[Dataset excerpt]
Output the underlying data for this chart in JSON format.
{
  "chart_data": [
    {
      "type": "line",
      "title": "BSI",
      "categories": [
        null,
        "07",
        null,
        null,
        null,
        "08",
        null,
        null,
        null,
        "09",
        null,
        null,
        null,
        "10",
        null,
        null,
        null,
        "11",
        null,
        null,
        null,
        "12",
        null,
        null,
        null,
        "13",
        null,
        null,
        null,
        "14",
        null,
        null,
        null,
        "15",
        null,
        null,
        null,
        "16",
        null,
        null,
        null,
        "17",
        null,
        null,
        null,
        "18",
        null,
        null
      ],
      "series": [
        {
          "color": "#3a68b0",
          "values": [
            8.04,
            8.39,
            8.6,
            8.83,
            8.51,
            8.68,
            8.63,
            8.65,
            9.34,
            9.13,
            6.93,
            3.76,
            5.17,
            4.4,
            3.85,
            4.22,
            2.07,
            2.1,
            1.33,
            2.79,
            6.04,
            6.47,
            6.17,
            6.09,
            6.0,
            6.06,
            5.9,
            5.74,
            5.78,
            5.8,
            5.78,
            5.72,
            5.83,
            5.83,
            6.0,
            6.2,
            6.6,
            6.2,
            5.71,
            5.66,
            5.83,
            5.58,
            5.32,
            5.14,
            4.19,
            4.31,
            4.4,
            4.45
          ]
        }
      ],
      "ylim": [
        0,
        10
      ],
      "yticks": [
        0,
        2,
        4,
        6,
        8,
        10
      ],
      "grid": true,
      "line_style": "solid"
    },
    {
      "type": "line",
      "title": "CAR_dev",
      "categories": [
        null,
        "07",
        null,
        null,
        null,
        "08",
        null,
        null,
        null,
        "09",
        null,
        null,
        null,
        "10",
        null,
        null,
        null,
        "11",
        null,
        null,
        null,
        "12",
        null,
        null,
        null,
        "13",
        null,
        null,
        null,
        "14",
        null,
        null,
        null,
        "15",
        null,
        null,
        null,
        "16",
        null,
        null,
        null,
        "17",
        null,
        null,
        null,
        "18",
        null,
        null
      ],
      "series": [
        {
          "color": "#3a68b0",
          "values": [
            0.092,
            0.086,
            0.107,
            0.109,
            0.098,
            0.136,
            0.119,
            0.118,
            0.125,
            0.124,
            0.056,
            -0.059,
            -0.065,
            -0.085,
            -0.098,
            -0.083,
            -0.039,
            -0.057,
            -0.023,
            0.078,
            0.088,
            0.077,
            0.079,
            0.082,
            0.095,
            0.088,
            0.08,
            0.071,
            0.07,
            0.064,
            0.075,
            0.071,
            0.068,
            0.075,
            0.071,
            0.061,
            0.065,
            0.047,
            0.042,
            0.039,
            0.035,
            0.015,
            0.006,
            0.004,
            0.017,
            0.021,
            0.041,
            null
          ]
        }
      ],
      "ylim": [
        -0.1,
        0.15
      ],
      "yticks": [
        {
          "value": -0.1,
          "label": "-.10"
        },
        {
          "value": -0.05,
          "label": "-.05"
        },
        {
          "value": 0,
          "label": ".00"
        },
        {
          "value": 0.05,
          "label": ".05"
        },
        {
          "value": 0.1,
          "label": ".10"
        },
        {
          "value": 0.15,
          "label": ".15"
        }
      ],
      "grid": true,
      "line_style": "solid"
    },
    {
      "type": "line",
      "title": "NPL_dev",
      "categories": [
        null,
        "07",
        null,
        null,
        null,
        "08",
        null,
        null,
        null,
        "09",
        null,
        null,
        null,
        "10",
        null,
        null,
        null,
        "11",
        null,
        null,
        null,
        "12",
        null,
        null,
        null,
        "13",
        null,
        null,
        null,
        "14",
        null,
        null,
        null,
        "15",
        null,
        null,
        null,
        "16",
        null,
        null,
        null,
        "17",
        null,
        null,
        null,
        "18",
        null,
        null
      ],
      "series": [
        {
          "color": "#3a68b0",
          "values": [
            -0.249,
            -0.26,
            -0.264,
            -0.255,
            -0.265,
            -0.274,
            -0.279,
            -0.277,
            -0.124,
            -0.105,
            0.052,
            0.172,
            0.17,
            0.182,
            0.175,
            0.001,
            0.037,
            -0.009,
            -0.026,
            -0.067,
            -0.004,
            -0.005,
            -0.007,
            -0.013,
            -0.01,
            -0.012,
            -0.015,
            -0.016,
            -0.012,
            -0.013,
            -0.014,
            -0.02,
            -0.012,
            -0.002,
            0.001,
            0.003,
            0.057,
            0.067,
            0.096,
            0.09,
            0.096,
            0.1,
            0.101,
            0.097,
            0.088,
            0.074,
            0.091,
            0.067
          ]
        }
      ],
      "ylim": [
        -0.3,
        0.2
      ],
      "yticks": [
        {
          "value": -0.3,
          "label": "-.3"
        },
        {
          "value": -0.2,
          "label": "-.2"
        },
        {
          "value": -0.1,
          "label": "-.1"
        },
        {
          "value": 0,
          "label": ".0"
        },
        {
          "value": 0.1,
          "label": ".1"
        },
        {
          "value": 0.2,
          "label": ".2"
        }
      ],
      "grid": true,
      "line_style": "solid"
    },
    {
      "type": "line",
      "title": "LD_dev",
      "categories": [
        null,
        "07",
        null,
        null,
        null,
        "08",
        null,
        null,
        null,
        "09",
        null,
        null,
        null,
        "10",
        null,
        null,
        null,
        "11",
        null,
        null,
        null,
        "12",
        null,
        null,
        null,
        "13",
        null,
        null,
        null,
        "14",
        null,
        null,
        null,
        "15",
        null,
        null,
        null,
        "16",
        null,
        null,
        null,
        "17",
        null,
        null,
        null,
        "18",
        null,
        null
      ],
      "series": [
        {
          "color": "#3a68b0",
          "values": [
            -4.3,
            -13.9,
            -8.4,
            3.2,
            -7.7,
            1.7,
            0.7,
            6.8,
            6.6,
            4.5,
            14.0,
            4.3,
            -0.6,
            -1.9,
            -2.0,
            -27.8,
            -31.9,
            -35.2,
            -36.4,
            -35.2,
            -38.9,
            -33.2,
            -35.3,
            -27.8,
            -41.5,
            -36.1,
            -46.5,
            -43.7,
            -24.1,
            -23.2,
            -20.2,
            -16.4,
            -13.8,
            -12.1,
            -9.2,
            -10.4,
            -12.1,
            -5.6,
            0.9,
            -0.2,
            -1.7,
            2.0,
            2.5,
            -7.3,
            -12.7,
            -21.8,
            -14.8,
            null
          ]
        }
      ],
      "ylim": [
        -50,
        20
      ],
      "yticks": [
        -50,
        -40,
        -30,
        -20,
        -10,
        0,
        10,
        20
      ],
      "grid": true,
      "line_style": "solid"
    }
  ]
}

- _OBJECTIVE_: Write out the entire listing exactly.

- _TASK ANSWER_:
Output the underlying data for this chart in JSON format.
{
  "chart_data": [
    {
      "type": "line",
      "title": "BSI",
      "categories": [
        null,
        "07",
        null,
        null,
        null,
        "08",
        null,
        null,
        null,
        "09",
        null,
        null,
        null,
        "10",
        null,
        null,
        null,
        "11",
        null,
        null,
        null,
        "12",
        null,
        null,
        null,
        "13",
        null,
        null,
        null,
        "14",
        null,
        null,
        null,
        "15",
        null,
        null,
        null,
        "16",
        null,
        null,
        null,
        "17",
        null,
        null,
        null,
        "18",
        null,
        null
      ],
      "series": [
        {
          "color": "#3a68b0",
          "values": [
            8.04,
            8.39,
            8.6,
            8.83,
            8.51,
            8.68,
            8.63,
            8.65,
            9.34,
            9.13,
            6.93,
            3.76,
            5.17,
            4.4,
            3.85,
            4.22,
            2.07,
            2.1,
            1.33,
            2.79,
            6.04,
            6.47,
            6.17,
            6.09,
            6.0,
            6.06,
            5.9,
            5.74,
            5.78,
            5.8,
            5.78,
            5.72,
            5.83,
            5.83,
            6.0,
            6.2,
            6.6,
            6.2,
            5.71,
            5.66,
            5.83,
            5.58,
            5.32,
            5.14,
            4.19,
            4.31,
            4.4,
            4.45
          ]
        }
      ],
      "ylim": [
        0,
        10
      ],
      "yticks": [
        0,
        2,
        4,
        6,
        8,
        10
      ],
      "grid": true,
      "line_style": "solid"
    },
    {
      "type": "line",
      "title": "CAR_dev",
      "categories": [
        null,
        "07",
        null,
        null,
        null,
        "08",
        null,
        null,
        null,
        "09",
        null,
        null,
        null,
        "10",
        null,
        null,
        null,
        "11",
        null,
        null,
        null,
        "12",
        null,
        null,
        null,
        "13",
        null,
        null,
        null,
        "14",
        null,
        null,
        null,
        "15",
        null,
        null,
        null,
        "16",
        null,
        null,
        null,
        "17",
        null,
        null,
        null,
        "18",
        null,
        null
      ],
      "series": [
        {
          "color": "#3a68b0",
          "values": [
            0.092,
            0.086,
            0.107,
            0.109,
            0.098,
            0.136,
            0.119,
            0.118,
            0.125,
            0.124,
            0.056,
            -0.059,
            -0.065,
            -0.085,
            -0.098,
            -0.083,
            -0.039,
            -0.057,
            -0.023,
            0.078,
            0.088,
            0.077,
            0.079,
            0.082,
            0.095,
            0.088,
            0.08,
            0.071,
            0.07,
            0.064,
            0.075,
            0.071,
            0.068,
            0.075,
            0.071,
            0.061,
            0.065,
            0.047,
            0.042,
            0.039,
            0.035,
            0.015,
            0.006,
            0.004,
            0.017,
            0.021,
            0.041,
            null
          ]
        }
      ],
      "ylim": [
        -0.1,
        0.15
      ],
      "yticks": [
        {
          "value": -0.1,
          "label": "-.10"
        },
        {
          "value": -0.05,
          "label": "-.05"
        },
        {
          "value": 0,
          "label": ".00"
        },
        {
          "value": 0.05,
          "label": ".05"
        },
        {
          "value": 0.1,
          "label": ".10"
        },
        {
          "value": 0.15,
          "label": ".15"
        }
      ],
      "grid": true,
      "line_style": "solid"
    },
    {
      "type": "line",
      "title": "NPL_dev",
      "categories": [
        null,
        "07",
        null,
        null,
        null,
        "08",
        null,
        null,
        null,
        "09",
        null,
        null,
        null,
        "10",
        null,
        null,
        null,
        "11",
        null,
        null,
        null,
        "12",
        null,
        null,
        null,
        "13",
        null,
        null,
        null,
        "14",
        null,
        null,
        null,
        "15",
        null,
        null,
        null,
        "16",
        null,
        null,
        null,
        "17",
        null,
        null,
        null,
        "18",
        null,
        null
      ],
      "series": [
        {
          "color": "#3a68b0",
          "values": [
            -0.249,
            -0.26,
            -0.264,
            -0.255,
            -0.265,
            -0.274,
            -0.279,
            -0.277,
            -0.124,
            -0.105,
            0.052,
            0.172,
            0.17,
            0.182,
            0.175,
            0.001,
            0.037,
            -0.009,
            -0.026,
            -0.067,
            -0.004,
            -0.005,
            -0.007,
            -0.013,
            -0.01,
            -0.012,
            -0.015,
            -0.016,
            -0.012,
            -0.013,
            -0.014,
            -0.02,
            -0.012,
            -0.002,
            0.001,
            0.003,
            0.057,
            0.067,
            0.096,
            0.09,
            0.096,
            0.1,
            0.101,
            0.097,
            0.088,
            0.074,
            0.091,
            0.067
          ]
        }
      ],
      "ylim": [
        -0.3,
        0.2
      ],
      "yticks": [
        {
          "value": -0.3,
          "label": "-.3"
        },
        {
          "value": -0.2,
          "label": "-.2"
        },
        {
          "value": -0.1,
          "label": "-.1"
        },
        {
          "value": 0,
          "label": ".0"
        },
        {
          "value": 0.1,
          "label": ".1"
        },
        {
          "value": 0.2,
          "label": ".2"
        }
      ],
      "grid": true,
      "line_style": "solid"
    },
    {
      "type": "line",
      "title": "LD_dev",
      "categories": [
        null,
        "07",
        null,
        null,
        null,
        "08",
        null,
        null,
        null,
        "09",
        null,
        null,
        null,
        "10",
        null,
        null,
        null,
        "11",
        null,
        null,
        null,
        "12",
        null,
        null,
        null,
        "13",
        null,
        null,
        null,
        "14",
        null,
        null,
        null,
        "15",
        null,
        null,
        null,
        "16",
        null,
        null,
        null,
        "17",
        null,
        null,
        null,
        "18",
        null,
        null
      ],
      "series": [
        {
          "color": "#3a68b0",
          "values": [
            -4.3,
            -13.9,
            -8.4,
            3.2,
            -7.7,
            1.7,
            0.7,
            6.8,
            6.6,
            4.5,
            14.0,
            4.3,
            -0.6,
            -1.9,
            -2.0,
            -27.8,
            -31.9,
            -35.2,
            -36.4,
            -35.2,
            -38.9,
            -33.2,
            -35.3,
            -27.8,
            -41.5,
            -36.1,
            -46.5,
            -43.7,
            -24.1,
            -23.2,
            -20.2,
            -16.4,
            -13.8,
            -12.1,
            -9.2,
            -10.4,
            -12.1,
            -5.6,
            0.9,
            -0.2,
            -1.7,
            2.0,
            2.5,
            -7.3,
            -12.7,
            -21.8,
            -14.8,
            null
          ]
        }
      ],
      "ylim": [
        -50,
        20
      ],
      "yticks": [
        -50,
        -40,
        -30,
        -20,
        -10,
        0,
        10,
        20
      ],
      "grid": true,
      "line_style": "solid"
    }
  ]
}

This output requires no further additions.